━━━━━ PROVIDED DATA
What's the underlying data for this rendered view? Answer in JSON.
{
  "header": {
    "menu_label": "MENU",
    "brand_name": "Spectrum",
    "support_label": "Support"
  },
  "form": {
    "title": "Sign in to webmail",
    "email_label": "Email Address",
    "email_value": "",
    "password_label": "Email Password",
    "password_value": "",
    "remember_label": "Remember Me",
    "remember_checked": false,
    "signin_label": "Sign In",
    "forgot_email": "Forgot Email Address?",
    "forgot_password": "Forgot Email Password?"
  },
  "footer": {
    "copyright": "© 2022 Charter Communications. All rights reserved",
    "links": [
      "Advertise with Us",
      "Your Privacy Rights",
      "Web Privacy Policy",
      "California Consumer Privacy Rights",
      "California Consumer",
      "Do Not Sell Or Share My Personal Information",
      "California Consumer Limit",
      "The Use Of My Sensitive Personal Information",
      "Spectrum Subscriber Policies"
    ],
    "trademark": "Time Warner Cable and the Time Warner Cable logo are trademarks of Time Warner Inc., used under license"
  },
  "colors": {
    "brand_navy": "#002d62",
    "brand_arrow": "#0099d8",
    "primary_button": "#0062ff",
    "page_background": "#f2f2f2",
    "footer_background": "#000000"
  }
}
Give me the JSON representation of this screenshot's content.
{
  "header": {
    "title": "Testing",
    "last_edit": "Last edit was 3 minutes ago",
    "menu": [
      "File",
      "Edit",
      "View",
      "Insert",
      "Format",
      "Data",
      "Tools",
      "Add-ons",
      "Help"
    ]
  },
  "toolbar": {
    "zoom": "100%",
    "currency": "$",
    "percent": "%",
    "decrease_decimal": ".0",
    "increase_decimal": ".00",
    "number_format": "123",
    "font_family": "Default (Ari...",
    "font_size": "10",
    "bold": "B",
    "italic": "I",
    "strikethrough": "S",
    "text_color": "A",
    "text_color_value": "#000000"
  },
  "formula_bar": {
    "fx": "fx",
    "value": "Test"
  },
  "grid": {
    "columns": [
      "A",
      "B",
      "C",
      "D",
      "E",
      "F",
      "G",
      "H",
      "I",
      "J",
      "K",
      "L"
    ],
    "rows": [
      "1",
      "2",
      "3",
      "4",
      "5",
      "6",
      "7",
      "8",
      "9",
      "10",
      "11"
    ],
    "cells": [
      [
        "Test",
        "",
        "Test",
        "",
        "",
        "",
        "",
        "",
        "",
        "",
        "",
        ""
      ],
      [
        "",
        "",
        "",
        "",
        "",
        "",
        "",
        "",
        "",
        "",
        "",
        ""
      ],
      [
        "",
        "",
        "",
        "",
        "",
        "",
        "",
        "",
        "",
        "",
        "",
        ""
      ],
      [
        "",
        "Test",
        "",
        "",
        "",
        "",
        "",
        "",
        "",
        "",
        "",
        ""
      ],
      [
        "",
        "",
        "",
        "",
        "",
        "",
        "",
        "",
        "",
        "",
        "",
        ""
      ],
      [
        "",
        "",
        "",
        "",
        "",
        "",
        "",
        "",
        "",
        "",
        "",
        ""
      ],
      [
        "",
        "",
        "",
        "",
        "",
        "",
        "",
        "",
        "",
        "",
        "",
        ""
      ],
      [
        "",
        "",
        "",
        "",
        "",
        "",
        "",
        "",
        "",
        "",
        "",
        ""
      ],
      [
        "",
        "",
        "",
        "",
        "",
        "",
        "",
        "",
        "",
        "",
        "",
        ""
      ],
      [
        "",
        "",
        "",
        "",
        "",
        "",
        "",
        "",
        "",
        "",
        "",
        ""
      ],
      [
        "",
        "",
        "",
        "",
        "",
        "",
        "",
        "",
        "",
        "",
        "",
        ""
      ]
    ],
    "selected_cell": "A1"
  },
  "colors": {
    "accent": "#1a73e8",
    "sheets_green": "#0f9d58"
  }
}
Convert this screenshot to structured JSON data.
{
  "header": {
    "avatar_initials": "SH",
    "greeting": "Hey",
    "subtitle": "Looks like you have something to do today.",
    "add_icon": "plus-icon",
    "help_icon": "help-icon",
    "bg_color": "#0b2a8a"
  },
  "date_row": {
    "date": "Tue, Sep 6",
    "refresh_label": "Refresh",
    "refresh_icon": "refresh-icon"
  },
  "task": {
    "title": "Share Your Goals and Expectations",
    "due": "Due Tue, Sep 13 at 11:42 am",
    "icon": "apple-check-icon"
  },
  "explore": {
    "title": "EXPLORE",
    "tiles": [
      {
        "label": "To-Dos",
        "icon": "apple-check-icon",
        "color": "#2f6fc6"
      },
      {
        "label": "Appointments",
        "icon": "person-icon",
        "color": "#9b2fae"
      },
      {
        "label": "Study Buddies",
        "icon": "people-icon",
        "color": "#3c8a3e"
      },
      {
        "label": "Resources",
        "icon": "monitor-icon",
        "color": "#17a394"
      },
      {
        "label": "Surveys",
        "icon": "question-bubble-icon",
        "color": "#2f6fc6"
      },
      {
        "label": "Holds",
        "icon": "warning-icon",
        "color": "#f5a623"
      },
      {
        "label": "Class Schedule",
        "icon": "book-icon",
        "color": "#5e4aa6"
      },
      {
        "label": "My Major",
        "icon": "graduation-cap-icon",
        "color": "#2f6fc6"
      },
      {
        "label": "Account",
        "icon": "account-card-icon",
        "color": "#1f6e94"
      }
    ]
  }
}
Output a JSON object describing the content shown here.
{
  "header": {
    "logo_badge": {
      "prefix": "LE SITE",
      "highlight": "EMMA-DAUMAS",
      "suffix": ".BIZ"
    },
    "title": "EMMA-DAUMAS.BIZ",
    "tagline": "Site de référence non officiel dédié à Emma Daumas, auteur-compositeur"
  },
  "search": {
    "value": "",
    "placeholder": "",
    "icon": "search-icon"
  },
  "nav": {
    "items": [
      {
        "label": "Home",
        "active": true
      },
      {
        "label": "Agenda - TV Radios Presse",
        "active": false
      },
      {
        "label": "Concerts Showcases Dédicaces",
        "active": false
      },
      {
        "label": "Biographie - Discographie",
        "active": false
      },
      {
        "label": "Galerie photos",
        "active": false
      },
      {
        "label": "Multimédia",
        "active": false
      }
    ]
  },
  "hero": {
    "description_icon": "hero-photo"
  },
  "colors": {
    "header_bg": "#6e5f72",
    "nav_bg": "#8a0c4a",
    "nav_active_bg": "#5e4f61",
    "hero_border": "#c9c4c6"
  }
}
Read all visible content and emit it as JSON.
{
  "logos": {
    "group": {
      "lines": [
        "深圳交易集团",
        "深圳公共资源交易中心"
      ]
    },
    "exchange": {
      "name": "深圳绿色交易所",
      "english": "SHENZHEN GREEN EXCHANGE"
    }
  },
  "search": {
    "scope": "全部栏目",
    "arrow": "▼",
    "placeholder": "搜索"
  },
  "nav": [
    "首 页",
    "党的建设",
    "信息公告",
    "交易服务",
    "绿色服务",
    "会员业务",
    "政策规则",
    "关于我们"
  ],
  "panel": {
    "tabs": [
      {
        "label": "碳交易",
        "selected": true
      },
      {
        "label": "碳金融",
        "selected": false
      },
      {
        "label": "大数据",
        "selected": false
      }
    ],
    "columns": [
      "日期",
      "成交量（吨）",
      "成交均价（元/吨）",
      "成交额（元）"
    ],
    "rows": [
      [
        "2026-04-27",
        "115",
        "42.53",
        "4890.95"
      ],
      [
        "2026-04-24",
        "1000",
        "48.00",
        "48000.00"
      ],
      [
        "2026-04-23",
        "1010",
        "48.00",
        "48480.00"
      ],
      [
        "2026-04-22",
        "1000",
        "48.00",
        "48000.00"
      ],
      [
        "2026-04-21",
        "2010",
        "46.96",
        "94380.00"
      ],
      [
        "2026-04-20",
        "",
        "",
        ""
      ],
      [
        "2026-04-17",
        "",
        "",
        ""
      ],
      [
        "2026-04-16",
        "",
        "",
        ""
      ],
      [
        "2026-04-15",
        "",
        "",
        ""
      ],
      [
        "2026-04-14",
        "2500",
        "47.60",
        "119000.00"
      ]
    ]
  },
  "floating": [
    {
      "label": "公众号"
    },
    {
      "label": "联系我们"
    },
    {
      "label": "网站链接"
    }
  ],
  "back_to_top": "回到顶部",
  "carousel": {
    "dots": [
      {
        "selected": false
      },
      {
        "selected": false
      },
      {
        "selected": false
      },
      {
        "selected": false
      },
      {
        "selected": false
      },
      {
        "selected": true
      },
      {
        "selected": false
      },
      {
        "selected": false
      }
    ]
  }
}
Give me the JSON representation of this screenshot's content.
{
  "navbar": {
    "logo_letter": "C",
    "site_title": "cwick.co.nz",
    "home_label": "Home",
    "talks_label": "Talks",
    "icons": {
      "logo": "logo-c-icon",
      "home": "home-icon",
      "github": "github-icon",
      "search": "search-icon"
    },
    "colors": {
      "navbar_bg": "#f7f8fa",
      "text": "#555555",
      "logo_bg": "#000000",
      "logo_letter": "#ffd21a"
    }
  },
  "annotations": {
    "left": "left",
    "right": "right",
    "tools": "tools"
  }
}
━━━━━━━━━━
WHAT YOU HAVE TO DO
Copy every line above that includes the string "Spectrum".

EXERCISE OUTPUT
    "brand_name": "Spectrum",
      "Spectrum Subscriber Policies"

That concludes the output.